STATED PROBLEM ▸
Collect every line of the listing that contains the string "Digitaltwin" and copy each one unchanged.

(begin)

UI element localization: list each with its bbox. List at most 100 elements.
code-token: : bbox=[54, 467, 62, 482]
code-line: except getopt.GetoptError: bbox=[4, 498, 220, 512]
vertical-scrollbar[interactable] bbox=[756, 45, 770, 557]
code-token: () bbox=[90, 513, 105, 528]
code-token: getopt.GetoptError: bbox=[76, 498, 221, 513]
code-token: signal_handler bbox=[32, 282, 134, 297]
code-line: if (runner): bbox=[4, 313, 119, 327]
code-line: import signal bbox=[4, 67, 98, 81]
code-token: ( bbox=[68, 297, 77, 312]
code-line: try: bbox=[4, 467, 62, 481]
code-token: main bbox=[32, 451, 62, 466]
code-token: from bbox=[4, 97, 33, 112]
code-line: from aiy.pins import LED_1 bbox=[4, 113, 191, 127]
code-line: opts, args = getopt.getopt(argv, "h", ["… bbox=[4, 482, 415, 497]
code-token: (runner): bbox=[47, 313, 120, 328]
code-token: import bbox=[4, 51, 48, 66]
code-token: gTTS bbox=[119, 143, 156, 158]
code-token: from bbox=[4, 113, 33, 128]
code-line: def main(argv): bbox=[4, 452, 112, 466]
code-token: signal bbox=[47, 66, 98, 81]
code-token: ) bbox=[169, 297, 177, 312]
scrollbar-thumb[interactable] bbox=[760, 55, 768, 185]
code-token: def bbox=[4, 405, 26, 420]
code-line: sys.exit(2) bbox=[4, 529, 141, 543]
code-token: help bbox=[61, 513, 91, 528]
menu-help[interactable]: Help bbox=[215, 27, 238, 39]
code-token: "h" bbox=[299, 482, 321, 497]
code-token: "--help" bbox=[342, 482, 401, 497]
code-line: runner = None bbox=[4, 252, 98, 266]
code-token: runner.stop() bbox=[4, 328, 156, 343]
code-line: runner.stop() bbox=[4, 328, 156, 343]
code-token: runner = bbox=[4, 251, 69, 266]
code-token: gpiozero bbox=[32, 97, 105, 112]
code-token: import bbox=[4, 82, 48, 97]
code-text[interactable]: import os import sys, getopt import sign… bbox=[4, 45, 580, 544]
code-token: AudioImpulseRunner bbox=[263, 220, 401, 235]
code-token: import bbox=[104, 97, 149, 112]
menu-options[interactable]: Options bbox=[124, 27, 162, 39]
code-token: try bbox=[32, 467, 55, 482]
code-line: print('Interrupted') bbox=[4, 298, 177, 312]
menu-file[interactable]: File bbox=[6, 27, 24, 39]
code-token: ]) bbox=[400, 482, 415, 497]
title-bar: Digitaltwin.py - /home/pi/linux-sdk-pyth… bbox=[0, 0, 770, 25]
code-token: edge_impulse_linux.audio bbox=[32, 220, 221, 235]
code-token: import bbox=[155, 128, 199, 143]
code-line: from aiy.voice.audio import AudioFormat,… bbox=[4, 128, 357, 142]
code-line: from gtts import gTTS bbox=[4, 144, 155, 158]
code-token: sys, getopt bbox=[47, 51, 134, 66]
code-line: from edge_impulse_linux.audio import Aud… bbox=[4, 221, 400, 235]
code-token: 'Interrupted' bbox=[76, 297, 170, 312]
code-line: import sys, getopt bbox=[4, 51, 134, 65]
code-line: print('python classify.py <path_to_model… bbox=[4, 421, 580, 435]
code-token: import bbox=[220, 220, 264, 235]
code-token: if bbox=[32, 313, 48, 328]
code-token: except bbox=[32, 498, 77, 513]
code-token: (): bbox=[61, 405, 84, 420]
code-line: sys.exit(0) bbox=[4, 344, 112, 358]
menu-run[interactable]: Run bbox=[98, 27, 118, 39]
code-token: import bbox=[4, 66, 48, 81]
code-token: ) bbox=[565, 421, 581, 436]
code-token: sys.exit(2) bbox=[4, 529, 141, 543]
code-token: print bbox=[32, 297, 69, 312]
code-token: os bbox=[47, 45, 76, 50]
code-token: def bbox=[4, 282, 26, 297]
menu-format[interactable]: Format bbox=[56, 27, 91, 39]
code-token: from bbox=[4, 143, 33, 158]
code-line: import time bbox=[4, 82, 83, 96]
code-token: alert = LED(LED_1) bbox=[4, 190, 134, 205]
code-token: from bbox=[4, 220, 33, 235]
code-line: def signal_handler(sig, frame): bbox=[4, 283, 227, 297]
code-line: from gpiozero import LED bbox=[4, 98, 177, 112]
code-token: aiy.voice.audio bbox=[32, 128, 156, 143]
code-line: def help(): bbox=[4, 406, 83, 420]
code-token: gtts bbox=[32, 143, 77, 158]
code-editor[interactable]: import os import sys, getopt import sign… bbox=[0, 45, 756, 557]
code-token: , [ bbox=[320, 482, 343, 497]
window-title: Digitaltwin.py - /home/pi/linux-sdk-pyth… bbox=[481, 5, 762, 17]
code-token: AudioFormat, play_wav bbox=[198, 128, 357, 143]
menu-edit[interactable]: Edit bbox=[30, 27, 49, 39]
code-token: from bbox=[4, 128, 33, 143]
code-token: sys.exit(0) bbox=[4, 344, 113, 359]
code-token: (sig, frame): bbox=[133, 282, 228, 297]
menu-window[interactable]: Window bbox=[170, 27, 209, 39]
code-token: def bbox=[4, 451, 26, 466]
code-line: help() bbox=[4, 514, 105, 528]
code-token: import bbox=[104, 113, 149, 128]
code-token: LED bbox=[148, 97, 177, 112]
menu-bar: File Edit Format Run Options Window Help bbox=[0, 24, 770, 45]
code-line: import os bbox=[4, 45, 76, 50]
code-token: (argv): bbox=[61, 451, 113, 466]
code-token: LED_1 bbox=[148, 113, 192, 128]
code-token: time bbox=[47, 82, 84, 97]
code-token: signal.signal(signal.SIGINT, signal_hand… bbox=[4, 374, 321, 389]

(end)

ANSWER ▸
title-bar: Digitaltwin.py - /home/pi/linux-sdk-pyth… bbox=[0, 0, 770, 25]
window-title: Digitaltwin.py - /home/pi/linux-sdk-pyth… bbox=[481, 5, 762, 17]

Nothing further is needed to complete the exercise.